-- START MATERIAL PROVIDED --
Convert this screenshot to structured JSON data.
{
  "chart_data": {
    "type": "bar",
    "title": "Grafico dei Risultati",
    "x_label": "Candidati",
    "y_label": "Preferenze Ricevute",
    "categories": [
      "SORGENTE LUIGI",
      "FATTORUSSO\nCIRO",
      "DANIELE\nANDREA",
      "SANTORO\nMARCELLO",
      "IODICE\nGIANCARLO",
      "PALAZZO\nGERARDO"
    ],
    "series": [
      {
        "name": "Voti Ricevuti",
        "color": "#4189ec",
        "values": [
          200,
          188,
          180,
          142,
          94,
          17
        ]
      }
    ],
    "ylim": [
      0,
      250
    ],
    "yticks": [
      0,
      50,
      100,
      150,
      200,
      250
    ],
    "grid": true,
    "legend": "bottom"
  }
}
-- END MATERIAL PROVIDED --
**PROBLEM:**
Retype all the records, matching them exactly.

**FINAL RESULT:**
Convert this screenshot to structured JSON data.
{
  "chart_data": {
    "type": "bar",
    "title": "Grafico dei Risultati",
    "x_label": "Candidati",
    "y_label": "Preferenze Ricevute",
    "categories": [
      "SORGENTE LUIGI",
      "FATTORUSSO\nCIRO",
      "DANIELE\nANDREA",
      "SANTORO\nMARCELLO",
      "IODICE\nGIANCARLO",
      "PALAZZO\nGERARDO"
    ],
    "series": [
      {
        "name": "Voti Ricevuti",
        "color": "#4189ec",
        "values": [
          200,
          188,
          180,
          142,
          94,
          17
        ]
      }
    ],
    "ylim": [
      0,
      250
    ],
    "yticks": [
      0,
      50,
      100,
      150,
      200,
      250
    ],
    "grid": true,
    "legend": "bottom"
  }
}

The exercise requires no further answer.